SHORT TASK – Return every line below in which "JSON" appears.

== ENTRIES ==

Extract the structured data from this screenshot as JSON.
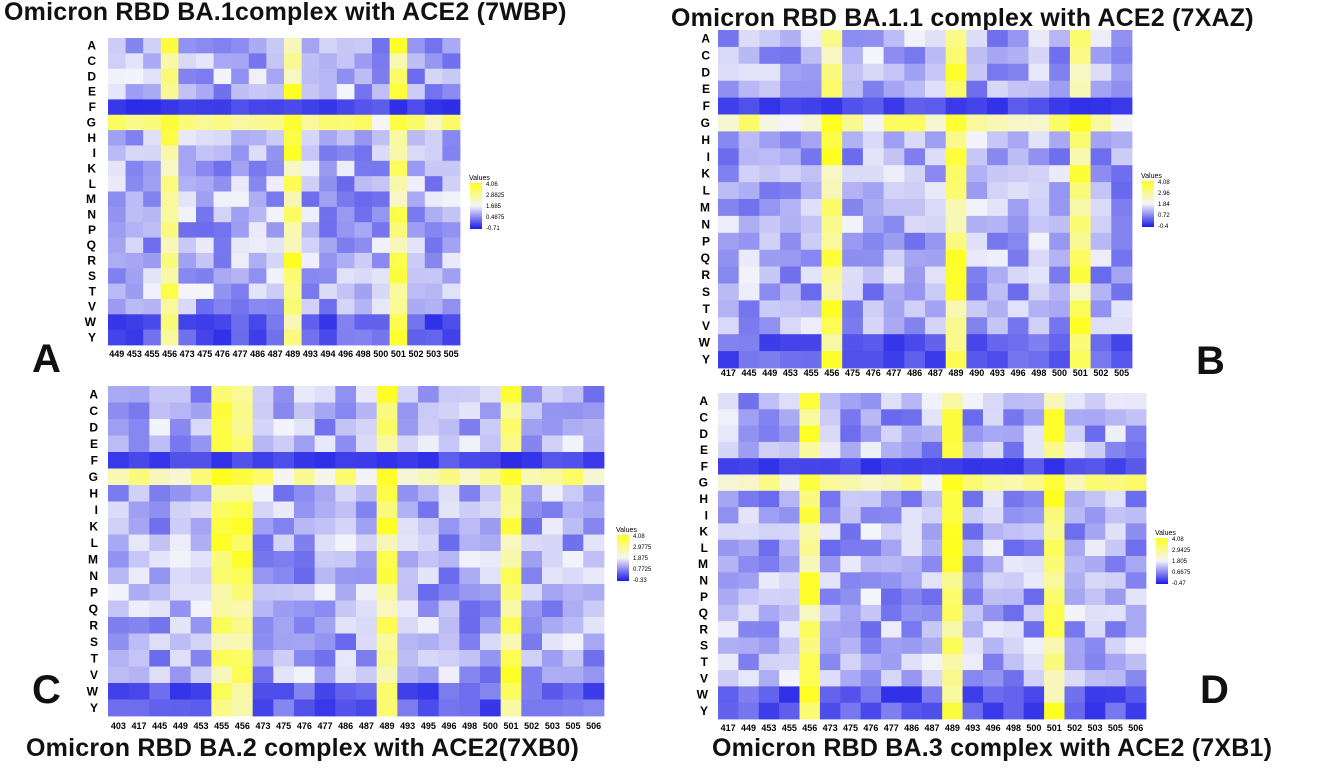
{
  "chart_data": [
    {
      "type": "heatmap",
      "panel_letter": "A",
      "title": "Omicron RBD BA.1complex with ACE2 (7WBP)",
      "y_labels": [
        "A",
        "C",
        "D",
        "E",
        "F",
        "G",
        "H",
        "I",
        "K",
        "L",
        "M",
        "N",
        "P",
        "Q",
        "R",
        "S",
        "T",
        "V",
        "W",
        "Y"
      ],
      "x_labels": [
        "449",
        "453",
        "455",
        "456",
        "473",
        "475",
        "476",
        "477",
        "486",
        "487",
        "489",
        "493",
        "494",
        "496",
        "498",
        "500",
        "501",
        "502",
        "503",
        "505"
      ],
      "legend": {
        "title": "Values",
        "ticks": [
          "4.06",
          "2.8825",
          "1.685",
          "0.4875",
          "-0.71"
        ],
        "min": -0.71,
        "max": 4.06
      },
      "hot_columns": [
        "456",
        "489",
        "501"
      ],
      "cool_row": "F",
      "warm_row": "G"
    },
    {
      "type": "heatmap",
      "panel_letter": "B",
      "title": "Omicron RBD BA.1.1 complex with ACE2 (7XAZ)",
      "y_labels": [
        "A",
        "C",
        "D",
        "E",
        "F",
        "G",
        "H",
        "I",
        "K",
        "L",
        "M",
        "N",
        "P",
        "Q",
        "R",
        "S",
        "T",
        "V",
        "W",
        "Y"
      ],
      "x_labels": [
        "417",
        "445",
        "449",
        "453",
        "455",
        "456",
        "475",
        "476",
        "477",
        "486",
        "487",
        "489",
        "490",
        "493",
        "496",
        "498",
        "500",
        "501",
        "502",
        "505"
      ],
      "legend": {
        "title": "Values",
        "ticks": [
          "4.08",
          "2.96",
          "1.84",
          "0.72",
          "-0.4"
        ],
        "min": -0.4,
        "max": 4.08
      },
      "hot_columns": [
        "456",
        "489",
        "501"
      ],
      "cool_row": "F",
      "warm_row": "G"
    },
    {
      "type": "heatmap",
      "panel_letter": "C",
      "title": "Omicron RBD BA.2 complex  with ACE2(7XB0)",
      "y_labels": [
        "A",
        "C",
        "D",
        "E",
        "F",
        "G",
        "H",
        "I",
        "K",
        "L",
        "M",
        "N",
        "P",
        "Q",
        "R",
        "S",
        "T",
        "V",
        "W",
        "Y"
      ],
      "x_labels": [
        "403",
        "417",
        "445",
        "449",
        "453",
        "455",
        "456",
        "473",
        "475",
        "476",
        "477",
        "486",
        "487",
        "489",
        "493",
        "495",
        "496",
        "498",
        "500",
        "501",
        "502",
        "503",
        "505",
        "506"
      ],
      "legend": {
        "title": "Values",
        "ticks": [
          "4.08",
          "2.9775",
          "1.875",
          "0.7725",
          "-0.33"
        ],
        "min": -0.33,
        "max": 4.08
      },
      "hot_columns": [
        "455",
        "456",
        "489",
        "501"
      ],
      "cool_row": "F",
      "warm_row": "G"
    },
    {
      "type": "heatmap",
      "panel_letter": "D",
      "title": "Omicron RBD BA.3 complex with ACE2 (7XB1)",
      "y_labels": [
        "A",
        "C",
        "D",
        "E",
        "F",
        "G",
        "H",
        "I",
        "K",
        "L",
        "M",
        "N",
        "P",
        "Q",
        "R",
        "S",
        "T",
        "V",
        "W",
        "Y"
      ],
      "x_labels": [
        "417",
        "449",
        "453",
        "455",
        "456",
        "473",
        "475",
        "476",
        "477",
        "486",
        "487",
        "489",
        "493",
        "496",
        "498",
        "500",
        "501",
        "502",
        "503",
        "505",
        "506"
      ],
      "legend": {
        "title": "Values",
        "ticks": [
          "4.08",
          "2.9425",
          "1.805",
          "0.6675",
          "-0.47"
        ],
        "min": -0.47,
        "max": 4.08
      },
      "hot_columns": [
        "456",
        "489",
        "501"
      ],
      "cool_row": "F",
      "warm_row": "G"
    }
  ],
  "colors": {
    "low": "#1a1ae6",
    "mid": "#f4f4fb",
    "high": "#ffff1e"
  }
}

===
== ENTRIES ==

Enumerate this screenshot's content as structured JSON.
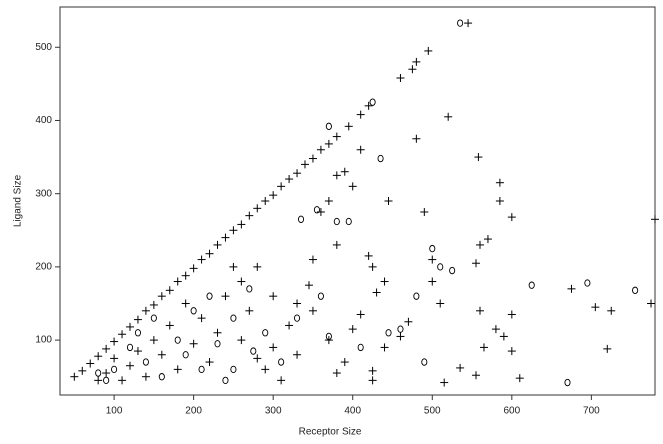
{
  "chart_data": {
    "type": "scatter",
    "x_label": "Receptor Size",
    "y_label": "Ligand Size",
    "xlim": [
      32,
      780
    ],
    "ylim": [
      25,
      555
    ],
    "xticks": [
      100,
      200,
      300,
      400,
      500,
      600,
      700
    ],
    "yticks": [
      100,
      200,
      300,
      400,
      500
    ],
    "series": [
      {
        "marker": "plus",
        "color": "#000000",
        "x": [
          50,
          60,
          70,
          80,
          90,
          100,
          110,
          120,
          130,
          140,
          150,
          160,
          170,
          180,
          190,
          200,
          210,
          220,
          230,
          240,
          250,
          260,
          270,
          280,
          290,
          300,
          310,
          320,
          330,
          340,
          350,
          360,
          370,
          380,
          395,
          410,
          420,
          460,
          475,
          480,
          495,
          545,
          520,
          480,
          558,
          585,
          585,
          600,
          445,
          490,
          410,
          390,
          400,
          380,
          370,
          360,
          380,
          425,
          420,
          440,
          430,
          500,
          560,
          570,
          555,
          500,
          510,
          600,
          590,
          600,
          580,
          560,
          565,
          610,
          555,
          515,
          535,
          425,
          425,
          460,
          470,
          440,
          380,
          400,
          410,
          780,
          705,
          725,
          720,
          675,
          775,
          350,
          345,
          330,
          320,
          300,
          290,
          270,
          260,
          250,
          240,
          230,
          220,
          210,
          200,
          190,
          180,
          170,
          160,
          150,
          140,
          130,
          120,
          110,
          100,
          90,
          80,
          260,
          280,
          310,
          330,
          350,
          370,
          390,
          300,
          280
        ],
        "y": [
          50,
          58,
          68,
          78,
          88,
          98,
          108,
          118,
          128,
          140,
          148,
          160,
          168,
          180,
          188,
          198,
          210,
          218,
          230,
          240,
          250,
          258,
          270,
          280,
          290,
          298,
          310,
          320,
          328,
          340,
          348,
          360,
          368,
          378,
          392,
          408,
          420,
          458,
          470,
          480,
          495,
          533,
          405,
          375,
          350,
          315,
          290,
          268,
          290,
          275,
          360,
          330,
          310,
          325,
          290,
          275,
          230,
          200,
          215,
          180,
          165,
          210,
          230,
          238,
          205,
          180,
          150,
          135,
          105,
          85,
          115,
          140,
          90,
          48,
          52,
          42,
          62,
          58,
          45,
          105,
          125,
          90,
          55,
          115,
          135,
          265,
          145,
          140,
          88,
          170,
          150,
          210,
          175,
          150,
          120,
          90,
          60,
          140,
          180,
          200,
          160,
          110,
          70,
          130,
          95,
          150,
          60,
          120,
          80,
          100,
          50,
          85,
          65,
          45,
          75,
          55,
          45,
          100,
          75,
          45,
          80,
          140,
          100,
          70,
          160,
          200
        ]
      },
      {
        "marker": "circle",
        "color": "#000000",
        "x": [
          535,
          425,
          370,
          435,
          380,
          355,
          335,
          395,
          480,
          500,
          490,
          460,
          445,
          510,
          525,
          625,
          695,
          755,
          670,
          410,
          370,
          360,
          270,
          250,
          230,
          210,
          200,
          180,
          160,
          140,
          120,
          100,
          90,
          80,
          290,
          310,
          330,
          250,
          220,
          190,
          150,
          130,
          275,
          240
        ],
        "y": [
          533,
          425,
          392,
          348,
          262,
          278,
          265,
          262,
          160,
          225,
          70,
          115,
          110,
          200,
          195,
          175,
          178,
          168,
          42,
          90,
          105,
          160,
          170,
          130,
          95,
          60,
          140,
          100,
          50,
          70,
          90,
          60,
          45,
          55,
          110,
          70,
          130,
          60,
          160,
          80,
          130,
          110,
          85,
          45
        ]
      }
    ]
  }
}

===

SOLVED EXERCISE –
Extract the structured data from this screenshot as JSON.
Enumerate this screenshot's content as structured JSON.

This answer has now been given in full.